Aim
Show every line in the entries below where the word "本年收入" appears.

#### Task data ####

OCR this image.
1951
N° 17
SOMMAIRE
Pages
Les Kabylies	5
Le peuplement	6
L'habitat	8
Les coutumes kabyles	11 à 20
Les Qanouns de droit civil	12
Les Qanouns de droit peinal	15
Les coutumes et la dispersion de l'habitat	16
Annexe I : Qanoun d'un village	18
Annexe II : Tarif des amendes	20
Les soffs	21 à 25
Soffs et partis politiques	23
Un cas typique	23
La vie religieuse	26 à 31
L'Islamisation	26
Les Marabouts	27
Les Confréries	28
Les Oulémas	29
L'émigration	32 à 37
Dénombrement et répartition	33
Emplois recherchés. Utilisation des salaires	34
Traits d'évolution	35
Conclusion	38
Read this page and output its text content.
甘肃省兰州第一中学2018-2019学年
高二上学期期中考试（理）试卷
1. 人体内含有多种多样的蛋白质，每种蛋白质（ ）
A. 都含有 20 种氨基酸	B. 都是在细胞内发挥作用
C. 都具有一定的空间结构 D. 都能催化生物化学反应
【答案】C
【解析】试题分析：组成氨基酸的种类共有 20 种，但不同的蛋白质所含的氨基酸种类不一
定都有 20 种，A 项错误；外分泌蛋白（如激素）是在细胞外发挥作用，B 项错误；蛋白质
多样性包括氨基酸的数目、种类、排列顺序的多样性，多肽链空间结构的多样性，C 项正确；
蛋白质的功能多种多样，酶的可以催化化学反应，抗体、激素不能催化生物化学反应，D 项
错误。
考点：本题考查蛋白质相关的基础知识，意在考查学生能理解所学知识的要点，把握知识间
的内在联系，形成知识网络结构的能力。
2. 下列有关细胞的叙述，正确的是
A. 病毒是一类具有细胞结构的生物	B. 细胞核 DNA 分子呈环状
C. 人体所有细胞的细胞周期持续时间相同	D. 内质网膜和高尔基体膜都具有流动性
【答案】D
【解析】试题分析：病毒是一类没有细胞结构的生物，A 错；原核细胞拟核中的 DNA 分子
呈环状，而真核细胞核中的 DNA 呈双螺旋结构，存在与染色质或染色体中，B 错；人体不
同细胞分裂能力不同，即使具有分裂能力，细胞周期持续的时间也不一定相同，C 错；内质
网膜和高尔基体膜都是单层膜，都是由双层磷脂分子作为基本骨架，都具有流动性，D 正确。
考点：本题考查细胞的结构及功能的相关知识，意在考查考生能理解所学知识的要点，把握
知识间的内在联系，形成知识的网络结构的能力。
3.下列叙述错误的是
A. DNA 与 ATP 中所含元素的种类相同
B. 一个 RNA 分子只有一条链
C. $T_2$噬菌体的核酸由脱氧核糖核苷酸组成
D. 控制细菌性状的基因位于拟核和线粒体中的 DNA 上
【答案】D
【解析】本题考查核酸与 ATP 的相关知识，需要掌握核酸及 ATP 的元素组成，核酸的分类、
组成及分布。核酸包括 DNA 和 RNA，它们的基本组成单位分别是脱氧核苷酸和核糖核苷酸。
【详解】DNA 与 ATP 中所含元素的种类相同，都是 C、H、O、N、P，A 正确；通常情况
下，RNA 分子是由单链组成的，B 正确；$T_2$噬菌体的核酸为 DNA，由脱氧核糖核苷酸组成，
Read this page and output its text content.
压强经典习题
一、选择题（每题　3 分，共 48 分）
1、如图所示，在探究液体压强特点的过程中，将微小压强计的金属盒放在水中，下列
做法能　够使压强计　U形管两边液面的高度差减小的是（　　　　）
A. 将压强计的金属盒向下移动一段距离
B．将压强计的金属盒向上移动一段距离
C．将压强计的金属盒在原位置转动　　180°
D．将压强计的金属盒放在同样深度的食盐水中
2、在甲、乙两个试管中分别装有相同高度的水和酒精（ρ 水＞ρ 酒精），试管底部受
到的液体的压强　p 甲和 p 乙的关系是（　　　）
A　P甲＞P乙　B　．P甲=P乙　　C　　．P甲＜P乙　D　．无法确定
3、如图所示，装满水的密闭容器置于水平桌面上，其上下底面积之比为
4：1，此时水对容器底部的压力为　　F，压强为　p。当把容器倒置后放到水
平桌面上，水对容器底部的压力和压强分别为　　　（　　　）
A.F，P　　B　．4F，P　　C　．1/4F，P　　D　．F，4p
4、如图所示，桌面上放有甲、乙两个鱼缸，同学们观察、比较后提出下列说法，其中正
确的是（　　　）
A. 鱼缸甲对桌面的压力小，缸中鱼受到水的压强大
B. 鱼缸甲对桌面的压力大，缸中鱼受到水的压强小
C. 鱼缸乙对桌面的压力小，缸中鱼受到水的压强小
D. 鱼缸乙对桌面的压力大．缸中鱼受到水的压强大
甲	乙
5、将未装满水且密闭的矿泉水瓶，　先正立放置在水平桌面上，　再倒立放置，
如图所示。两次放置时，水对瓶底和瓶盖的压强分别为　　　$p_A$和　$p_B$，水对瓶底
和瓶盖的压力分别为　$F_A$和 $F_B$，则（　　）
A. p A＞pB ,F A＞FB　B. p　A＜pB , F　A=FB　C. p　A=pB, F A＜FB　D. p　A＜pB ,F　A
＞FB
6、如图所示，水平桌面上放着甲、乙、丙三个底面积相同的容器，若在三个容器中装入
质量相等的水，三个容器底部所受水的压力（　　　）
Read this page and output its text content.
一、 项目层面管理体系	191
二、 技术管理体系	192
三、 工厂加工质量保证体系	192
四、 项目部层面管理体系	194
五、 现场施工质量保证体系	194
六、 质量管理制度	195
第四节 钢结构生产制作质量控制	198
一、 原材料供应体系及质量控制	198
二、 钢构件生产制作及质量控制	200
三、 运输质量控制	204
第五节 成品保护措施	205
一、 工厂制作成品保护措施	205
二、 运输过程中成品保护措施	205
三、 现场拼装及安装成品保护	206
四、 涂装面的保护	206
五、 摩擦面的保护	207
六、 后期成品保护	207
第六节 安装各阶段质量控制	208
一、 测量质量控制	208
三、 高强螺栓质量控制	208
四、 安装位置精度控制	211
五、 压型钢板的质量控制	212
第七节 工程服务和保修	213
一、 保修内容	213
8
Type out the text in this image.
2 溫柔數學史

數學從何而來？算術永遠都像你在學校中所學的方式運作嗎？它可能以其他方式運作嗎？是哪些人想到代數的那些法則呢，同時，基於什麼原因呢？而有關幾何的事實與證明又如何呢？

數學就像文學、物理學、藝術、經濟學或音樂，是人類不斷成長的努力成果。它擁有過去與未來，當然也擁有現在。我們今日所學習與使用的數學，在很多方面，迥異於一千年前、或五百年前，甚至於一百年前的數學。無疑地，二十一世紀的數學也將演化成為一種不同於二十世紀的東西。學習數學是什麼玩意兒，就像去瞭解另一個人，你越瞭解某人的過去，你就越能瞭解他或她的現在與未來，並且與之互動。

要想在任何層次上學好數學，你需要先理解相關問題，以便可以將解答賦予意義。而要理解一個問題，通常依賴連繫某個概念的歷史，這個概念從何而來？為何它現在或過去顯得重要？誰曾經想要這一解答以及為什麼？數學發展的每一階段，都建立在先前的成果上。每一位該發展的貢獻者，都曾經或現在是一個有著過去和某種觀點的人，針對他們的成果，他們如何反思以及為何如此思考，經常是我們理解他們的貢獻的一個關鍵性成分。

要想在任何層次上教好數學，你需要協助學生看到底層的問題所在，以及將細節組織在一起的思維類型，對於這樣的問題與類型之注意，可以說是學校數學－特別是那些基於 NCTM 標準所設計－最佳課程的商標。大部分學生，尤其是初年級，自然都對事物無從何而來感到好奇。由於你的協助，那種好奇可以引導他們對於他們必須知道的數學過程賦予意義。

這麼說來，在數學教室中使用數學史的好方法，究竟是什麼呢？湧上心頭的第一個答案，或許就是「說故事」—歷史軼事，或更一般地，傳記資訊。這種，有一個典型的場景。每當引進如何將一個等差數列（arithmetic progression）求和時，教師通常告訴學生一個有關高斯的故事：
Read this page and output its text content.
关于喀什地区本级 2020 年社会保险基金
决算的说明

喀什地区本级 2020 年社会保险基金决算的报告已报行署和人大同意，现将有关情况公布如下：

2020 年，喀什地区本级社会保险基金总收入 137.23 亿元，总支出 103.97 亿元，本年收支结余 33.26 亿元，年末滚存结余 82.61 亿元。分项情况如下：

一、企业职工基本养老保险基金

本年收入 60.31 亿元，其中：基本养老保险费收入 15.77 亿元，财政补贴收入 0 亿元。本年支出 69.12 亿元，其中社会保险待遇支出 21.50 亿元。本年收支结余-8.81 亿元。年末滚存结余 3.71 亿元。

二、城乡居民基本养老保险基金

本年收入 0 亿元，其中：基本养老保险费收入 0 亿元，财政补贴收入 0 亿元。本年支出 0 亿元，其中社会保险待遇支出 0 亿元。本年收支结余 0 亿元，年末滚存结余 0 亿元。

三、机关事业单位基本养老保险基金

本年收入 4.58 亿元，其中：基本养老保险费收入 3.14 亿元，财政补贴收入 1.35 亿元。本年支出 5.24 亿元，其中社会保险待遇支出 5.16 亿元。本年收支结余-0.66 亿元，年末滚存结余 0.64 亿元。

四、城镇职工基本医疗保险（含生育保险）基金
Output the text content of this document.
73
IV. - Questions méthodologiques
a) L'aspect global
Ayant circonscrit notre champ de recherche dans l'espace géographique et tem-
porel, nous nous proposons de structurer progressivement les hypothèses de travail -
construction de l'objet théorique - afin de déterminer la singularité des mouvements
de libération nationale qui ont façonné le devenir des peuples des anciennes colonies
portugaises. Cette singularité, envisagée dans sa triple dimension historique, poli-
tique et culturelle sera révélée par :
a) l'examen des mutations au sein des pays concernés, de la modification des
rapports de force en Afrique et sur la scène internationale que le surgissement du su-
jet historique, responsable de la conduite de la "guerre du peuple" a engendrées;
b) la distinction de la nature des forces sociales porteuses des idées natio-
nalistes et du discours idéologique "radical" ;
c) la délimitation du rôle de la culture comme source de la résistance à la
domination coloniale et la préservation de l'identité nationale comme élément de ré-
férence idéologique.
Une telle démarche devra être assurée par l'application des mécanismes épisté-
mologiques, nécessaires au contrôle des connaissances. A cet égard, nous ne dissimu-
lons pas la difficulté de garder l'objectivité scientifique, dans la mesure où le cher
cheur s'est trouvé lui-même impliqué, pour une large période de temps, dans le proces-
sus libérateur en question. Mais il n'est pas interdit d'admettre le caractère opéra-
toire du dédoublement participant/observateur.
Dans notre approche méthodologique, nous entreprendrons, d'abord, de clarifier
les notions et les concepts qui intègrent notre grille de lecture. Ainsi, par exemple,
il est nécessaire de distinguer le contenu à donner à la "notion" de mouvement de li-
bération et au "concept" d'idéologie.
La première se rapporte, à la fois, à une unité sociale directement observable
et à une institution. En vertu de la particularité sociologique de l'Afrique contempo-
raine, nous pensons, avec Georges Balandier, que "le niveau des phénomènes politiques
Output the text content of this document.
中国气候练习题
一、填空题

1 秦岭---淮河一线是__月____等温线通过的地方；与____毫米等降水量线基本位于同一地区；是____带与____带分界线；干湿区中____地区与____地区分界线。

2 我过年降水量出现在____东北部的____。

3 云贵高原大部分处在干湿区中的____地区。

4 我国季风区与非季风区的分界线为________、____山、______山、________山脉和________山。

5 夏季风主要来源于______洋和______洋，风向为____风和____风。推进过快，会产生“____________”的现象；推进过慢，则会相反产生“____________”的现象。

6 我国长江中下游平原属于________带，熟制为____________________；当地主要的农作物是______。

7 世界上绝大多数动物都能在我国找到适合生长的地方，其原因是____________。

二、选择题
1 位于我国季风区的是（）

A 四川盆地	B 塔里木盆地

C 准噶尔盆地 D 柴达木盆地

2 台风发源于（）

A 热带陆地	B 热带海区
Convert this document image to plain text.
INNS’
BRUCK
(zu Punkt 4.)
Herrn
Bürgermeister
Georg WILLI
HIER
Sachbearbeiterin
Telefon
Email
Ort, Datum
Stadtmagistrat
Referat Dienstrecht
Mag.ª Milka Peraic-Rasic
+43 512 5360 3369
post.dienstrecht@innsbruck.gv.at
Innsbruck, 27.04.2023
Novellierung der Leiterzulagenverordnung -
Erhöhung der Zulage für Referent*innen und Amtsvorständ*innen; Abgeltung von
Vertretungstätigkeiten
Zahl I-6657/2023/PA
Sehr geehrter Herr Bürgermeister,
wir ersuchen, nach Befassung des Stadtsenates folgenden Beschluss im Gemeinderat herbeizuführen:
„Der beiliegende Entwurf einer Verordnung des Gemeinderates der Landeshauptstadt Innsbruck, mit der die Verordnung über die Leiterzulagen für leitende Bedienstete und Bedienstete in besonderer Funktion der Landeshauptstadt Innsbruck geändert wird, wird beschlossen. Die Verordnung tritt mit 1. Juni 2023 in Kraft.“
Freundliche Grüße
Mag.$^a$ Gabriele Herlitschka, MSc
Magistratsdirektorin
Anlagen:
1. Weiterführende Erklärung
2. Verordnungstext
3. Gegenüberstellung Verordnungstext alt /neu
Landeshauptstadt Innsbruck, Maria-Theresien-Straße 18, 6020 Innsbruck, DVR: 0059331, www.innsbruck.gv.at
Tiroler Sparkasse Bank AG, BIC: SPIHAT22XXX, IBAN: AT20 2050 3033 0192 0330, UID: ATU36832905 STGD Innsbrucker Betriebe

####

Result for this exercise
本年收入 60.31 亿元，其中：基本养老保险费收入 15.77 亿元，财政补贴收入 0 亿元。本年支出 69.12 亿元，其中社会保险待遇支出 21.50 亿元。本年收支结余-8.81 亿元。年末滚存结余 3.71 亿元。
本年收入 0 亿元，其中：基本养老保险费收入 0 亿元，财政补贴收入 0 亿元。本年支出 0 亿元，其中社会保险待遇支出 0 亿元。本年收支结余 0 亿元，年末滚存结余 0 亿元。
本年收入 4.58 亿元，其中：基本养老保险费收入 3.14 亿元，财政补贴收入 1.35 亿元。本年支出 5.24 亿元，其中社会保险待遇支出 5.16 亿元。本年收支结余-0.66 亿元，年末滚存结余 0.64 亿元。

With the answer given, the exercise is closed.